◆ Exercise A ◆
In the article about Tom Emmer's crypto bill, what is the answer to each of these?
(i) Which Democrat is listed as a co-sponsor of the bill?
(ii) Who is Coin Center's executive director?
(iii) According to congress.gov, which committees has the bill been referred to?
◆ Exercise B ◆
Revise the passage of the Emmer bill article between "Representative Darren Soto, a" and "the spokesperson added.", inclusive, putting "cosponsor" in place of "co-sponsor".

◆ Excerpt provided ◆
U.S. Representative Tom Emmer wants to boost crypto companies which may be impacted by state-level money transmission laws with a bill aimed at creating exceptions for firms which do not store any coins.
House Resolution 528, which aims “to provide a safe harbor from licensing and registration for certain non-controlling blockchain developers and providers of blockchain services,” would allow companies which use or trade cryptocurrencies but do not hold users’ coins to be exempt from money transmission laws if passed.
The bill is identical to one Emmer introduced last year with the 115th Congress, though there are a few key differences which may ensure its passage through the House – or at least give it a boost. The first is that unlike its previous iteration, the bill now has bipartisan support, a spokesperson for the Congressman told CoinDesk.
Representative Darren Soto, a Democrat, is now listed as a co-sponsor for the bill.
Further, “this time around, this bill … will be referred to the Financial Services committee which Congressman Emmer sits on, and we intend to see the House take up the measure,” the spokesperson added.
D.C. advocacy group Coin Center noted previously that “state money transmission licensing laws are broadly drafted and carry harsh penalties for failure to comply,” after the bill was last introduced.
The key issue is that “only custodians present a risk of loss that would be sensibly addressed through licensing,” the group wrote at the time.
Through a spokesperson, Coin Center executive director Jerry Brito told CoinDesk that he hopes the bill will move through Congress, “even though the Hill is focused on other priorities at the moment,” adding:
“We worked closely with Rep. Emmer and his staff to develop this bill last year and we’re very happy to see it reintroduced in this new Congress with bipartisan support.”
According to congress.gov, the bill has been referred to the Judiciary committee as well as the Financial Services committee, and each group will consider the provisions of the bill relevant to their mandates.

◆ Dataset extract ◆

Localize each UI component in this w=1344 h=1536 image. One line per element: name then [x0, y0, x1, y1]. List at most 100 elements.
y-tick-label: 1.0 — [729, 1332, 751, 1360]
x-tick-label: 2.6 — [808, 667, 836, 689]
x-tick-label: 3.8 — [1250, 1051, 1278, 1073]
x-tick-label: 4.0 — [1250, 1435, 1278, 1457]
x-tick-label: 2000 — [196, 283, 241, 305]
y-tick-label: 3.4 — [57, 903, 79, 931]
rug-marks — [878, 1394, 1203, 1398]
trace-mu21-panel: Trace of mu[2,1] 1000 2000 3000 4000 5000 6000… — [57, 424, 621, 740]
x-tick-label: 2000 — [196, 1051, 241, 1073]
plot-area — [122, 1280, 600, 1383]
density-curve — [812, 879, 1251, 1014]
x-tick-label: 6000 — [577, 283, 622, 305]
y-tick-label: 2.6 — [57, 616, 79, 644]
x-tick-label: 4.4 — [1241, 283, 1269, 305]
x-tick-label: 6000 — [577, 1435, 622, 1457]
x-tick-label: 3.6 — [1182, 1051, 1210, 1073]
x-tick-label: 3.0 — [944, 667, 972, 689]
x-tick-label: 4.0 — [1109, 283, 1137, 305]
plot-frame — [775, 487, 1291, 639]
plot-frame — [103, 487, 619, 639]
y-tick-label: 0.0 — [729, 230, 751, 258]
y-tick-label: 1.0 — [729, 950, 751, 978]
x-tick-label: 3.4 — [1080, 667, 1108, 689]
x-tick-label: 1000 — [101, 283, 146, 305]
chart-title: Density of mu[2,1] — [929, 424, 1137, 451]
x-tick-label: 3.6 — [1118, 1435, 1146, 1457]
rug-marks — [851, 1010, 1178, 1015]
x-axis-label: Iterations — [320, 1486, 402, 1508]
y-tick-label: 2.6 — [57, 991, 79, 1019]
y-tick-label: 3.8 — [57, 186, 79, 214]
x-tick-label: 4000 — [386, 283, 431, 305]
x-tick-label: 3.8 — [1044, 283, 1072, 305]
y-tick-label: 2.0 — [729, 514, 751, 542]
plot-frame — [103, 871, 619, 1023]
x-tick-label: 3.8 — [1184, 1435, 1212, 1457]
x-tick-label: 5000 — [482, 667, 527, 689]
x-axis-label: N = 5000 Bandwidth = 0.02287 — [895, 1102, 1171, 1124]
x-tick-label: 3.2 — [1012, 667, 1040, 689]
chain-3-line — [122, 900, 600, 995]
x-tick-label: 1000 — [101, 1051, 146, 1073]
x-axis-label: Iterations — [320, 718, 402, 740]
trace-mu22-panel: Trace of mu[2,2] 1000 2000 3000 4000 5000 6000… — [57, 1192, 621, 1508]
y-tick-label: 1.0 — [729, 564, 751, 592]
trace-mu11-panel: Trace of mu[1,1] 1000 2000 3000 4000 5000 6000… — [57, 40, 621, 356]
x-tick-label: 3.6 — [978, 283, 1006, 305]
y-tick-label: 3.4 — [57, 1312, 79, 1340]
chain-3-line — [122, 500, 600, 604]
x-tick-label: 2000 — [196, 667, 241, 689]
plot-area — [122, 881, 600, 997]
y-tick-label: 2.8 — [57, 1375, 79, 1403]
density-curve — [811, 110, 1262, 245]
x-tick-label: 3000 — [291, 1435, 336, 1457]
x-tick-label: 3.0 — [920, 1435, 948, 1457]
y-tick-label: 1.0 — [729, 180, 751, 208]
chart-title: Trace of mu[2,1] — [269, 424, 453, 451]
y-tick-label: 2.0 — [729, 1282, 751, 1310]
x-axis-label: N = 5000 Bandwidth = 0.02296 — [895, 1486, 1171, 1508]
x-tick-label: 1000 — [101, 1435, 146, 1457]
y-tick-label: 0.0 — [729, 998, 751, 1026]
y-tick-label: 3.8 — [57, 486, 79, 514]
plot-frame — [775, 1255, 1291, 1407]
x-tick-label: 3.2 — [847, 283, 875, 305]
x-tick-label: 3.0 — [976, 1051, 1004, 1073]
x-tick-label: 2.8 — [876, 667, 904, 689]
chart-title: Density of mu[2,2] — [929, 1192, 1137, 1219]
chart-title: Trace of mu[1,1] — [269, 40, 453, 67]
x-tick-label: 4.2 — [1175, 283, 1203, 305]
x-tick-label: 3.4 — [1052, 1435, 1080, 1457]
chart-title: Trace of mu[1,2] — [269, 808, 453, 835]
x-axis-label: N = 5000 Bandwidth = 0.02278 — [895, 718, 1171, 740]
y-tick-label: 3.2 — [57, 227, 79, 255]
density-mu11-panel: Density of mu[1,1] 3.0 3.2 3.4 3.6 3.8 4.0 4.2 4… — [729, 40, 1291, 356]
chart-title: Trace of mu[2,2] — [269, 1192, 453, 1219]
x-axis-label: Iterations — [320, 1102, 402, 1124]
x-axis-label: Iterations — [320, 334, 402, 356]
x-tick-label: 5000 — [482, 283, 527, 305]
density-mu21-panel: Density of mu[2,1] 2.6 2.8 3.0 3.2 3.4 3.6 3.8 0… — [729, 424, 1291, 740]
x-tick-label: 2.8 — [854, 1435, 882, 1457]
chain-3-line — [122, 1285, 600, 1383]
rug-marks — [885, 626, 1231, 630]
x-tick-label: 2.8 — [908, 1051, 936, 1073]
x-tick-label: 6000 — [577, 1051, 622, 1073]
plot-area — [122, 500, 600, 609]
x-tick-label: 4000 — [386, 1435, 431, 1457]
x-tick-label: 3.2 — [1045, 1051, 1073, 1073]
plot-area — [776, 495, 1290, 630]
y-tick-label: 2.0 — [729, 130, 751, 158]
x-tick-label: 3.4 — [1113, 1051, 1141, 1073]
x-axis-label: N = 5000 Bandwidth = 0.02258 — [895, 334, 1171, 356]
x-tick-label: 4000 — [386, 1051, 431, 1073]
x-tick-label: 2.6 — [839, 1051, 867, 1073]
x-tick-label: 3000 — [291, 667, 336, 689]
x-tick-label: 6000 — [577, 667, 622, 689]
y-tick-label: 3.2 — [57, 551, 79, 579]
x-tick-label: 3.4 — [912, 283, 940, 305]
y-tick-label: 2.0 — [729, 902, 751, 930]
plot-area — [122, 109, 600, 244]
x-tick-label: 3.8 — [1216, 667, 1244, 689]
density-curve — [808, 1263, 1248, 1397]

◆ Written reply A ◆
(i) Representative Darren Soto
(ii) Jerry Brito
(iii) The Judiciary committee and the Financial Services committee

◆ Written reply B ◆
Representative Darren Soto, a Democrat, is now listed as a cosponsor for the bill.
Further, “this time around, this bill … will be referred to the Financial Services committee which Congressman Emmer sits on, and we intend to see the House take up the measure,” the spokesperson added.